[Data entries]
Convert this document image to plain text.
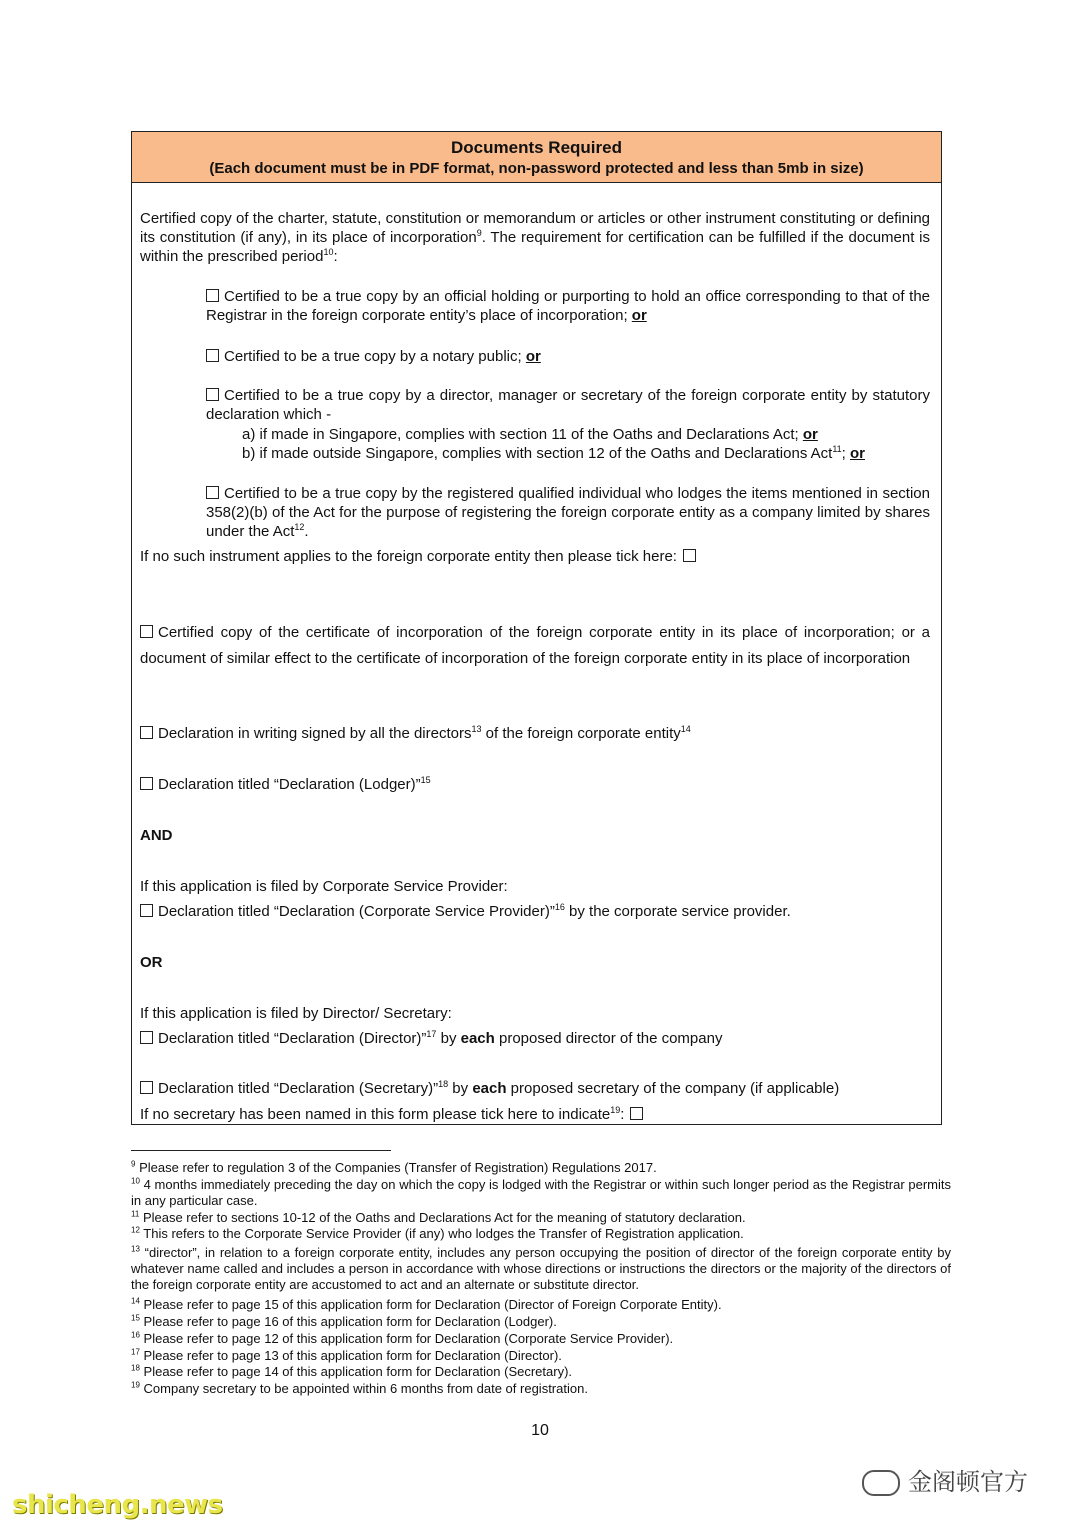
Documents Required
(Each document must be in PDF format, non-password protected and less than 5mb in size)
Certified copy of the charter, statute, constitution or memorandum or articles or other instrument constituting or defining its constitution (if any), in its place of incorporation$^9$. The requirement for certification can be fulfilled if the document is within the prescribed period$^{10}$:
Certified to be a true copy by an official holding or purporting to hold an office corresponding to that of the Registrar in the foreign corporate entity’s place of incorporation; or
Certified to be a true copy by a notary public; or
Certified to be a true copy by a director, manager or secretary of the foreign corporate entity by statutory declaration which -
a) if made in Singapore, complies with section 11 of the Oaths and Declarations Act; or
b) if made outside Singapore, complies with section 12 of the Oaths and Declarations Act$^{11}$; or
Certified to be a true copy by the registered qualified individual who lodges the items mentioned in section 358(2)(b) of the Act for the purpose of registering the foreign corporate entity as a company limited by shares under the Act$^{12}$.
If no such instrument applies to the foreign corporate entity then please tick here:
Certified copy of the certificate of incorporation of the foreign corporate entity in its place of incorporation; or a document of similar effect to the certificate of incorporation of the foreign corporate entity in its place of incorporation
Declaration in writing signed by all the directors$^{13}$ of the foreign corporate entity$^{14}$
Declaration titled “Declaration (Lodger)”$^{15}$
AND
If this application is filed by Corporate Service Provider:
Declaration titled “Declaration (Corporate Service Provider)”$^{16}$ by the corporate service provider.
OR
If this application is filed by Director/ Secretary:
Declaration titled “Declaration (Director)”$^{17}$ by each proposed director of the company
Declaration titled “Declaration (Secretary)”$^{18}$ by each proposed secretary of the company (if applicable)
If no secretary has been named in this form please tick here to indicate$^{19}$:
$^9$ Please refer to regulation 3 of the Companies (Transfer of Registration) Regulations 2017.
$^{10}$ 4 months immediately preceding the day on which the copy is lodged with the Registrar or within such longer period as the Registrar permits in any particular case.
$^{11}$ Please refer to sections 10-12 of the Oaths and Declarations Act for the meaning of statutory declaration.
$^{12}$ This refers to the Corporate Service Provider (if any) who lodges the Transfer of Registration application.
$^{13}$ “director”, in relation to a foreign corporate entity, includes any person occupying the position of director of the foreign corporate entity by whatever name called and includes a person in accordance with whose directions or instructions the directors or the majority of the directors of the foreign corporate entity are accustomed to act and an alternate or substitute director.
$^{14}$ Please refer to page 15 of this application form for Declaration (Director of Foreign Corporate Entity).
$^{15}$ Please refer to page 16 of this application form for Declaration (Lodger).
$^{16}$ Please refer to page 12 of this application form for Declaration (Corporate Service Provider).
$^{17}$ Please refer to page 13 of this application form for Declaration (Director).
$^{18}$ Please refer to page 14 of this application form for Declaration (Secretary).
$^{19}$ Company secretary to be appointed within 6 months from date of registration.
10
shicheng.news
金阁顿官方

==

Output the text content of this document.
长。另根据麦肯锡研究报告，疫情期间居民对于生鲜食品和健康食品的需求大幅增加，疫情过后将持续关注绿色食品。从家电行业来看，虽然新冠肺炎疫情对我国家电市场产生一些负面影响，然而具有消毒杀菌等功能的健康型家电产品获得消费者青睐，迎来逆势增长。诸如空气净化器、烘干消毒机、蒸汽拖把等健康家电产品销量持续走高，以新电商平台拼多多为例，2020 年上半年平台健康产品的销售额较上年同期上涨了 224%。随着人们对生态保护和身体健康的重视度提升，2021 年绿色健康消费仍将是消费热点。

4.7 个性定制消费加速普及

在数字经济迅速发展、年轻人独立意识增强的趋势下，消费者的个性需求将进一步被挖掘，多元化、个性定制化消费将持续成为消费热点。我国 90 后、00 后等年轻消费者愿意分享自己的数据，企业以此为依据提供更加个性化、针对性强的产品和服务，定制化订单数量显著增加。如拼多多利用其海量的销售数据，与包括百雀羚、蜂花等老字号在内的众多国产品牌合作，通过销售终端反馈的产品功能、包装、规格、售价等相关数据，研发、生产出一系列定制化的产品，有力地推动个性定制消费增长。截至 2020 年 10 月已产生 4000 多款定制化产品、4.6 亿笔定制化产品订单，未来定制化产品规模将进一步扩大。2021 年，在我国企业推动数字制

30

* * *

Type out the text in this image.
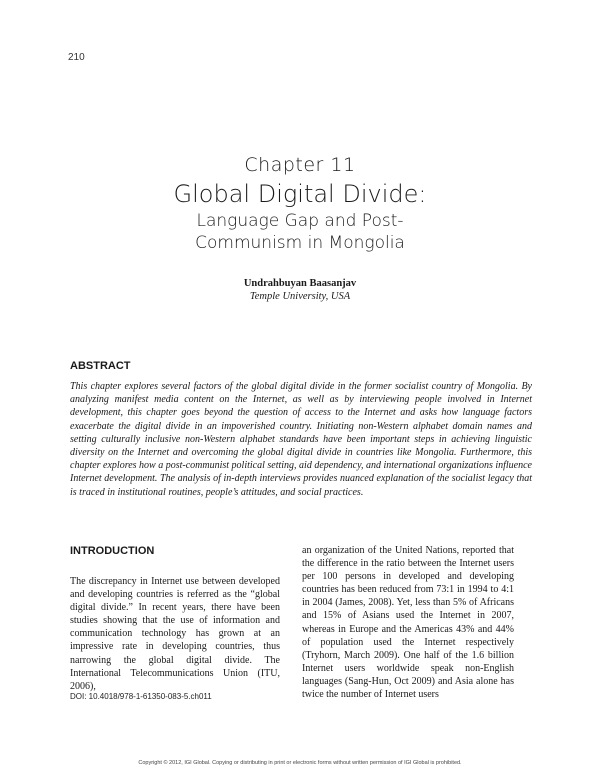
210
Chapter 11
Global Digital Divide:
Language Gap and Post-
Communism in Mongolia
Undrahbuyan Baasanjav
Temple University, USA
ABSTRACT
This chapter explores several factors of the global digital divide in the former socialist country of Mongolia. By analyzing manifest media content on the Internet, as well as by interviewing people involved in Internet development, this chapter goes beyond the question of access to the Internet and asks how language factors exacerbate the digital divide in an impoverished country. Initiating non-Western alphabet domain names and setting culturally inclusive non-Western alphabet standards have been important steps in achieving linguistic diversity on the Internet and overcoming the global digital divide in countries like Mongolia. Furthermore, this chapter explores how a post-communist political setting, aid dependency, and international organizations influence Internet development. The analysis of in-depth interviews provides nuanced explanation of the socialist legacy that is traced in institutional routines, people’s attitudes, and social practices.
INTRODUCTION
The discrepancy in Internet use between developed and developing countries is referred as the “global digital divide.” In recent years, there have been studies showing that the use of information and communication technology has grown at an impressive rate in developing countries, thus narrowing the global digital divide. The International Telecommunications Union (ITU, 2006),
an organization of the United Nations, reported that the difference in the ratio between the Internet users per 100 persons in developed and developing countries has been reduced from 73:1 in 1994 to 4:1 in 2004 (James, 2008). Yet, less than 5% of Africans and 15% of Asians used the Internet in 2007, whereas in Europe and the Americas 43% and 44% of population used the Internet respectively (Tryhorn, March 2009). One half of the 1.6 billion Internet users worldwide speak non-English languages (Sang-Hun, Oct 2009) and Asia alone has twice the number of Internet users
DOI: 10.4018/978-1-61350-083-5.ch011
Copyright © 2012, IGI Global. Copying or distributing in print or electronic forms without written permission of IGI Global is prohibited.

[Job]
Only lines with the string "lodges" belong in your answer; copy each one.

[Written solution]
Certified to be a true copy by the registered qualified individual who lodges the items mentioned in section 358(2)(b) of the Act for the purpose of registering the foreign corporate entity as a company limited by shares under the Act$^{12}$.
$^{12}$ This refers to the Corporate Service Provider (if any) who lodges the Transfer of Registration application.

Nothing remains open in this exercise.